### Given task
Filter the records below for the word "icon". Copy each line that holds it.

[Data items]
###
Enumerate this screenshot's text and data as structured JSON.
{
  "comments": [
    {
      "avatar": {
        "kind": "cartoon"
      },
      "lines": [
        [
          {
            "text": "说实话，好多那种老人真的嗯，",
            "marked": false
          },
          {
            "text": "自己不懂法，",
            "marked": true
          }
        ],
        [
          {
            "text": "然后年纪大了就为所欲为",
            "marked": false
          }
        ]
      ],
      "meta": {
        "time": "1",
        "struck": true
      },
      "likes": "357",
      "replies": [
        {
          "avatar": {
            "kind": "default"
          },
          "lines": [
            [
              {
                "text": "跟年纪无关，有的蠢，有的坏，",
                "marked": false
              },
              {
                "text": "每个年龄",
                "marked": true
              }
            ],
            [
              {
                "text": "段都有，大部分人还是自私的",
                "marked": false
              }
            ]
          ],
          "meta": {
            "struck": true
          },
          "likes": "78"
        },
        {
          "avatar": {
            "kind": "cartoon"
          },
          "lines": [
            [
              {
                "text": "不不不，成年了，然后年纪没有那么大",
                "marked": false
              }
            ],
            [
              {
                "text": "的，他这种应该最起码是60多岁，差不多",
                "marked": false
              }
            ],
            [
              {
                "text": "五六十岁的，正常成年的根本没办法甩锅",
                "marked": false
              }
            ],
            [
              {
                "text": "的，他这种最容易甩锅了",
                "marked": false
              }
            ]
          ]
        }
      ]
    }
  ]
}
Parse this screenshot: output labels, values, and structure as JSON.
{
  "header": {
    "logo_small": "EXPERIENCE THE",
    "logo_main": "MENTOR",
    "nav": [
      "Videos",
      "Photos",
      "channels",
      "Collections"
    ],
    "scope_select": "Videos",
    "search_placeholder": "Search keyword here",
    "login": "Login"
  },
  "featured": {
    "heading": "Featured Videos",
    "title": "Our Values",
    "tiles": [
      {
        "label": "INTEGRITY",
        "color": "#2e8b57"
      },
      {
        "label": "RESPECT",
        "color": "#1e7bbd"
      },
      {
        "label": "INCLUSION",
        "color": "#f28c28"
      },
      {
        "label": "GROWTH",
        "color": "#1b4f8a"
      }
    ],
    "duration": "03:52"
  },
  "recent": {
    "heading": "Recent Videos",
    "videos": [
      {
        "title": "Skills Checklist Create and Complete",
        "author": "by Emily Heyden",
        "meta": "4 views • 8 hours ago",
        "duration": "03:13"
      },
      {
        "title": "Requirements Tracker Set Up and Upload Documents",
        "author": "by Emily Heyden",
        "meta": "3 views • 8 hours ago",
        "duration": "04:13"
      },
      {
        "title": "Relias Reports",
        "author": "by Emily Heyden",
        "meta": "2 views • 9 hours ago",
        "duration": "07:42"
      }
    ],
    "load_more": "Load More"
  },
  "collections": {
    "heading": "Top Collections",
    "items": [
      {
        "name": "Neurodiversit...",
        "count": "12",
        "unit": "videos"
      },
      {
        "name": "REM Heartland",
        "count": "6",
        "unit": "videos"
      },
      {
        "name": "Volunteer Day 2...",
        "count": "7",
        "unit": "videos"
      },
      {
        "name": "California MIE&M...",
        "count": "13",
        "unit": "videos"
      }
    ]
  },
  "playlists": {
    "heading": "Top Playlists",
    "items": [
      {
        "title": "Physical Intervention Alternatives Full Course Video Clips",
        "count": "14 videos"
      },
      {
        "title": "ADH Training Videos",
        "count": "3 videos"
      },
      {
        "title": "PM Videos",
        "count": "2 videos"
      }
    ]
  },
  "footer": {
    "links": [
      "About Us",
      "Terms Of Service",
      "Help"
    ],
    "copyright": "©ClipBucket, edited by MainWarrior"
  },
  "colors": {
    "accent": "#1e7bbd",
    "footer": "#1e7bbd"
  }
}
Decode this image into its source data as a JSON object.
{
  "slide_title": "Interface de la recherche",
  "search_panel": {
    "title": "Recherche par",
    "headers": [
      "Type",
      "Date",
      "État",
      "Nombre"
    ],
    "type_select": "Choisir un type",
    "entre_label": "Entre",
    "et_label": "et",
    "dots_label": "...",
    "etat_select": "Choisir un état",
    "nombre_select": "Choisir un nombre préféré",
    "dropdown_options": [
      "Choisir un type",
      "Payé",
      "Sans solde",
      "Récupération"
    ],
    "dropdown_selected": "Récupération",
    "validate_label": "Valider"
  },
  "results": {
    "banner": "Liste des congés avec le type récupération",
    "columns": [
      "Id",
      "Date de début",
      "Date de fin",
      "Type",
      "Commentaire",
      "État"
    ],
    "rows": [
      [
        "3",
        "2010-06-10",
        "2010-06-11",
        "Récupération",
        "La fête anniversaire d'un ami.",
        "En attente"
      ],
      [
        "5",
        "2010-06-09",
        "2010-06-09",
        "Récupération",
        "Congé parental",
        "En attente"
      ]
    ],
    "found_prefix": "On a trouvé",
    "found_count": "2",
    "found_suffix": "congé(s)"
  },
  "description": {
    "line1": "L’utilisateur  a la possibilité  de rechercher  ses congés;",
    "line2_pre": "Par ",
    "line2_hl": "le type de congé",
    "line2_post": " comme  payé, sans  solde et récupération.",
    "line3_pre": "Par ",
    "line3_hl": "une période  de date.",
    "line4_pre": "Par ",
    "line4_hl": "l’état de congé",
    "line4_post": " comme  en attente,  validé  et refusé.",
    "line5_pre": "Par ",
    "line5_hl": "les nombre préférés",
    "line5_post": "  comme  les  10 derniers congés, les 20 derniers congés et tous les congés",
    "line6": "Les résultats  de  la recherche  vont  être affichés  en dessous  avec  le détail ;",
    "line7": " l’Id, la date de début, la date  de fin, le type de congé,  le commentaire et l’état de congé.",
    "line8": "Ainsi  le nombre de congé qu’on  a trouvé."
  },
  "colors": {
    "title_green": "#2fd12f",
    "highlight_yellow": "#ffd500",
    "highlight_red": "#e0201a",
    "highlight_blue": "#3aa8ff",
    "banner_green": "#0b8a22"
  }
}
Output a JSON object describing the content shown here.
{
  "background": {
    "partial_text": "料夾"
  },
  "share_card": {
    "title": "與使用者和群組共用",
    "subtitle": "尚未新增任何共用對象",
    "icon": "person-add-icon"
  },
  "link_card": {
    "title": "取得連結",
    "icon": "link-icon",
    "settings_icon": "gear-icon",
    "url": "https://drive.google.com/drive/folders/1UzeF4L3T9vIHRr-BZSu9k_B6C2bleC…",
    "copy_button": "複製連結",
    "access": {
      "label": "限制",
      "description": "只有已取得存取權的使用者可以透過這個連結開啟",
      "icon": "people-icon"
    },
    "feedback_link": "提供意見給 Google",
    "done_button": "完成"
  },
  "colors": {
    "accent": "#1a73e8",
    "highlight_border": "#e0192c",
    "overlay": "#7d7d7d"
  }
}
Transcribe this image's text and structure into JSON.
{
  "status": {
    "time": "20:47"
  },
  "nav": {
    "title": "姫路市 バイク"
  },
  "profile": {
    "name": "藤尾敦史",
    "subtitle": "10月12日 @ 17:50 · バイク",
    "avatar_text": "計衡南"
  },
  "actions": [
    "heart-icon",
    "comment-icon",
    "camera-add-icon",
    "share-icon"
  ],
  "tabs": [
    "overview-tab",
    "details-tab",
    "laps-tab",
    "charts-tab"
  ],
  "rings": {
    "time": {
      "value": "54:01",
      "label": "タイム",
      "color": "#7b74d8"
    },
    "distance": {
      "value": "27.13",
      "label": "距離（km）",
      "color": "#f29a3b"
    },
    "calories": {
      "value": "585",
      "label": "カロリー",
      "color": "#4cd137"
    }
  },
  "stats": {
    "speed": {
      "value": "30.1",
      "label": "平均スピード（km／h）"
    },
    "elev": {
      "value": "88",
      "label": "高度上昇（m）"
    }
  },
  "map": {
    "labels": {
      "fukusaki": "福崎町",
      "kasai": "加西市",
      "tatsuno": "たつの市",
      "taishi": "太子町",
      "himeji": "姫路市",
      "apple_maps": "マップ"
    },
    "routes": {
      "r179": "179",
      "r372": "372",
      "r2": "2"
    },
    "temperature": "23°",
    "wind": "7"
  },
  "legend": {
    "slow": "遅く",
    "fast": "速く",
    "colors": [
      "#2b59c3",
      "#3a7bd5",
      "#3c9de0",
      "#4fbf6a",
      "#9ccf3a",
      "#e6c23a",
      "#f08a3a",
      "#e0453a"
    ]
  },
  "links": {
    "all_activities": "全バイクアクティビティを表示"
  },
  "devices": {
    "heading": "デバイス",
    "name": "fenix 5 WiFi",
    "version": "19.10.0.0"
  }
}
###
### Exercise response
    "icon": "person-add-icon"
    "icon": "link-icon",
    "settings_icon": "gear-icon",
      "icon": "people-icon"
    "heart-icon",
    "comment-icon",
    "camera-add-icon",
    "share-icon"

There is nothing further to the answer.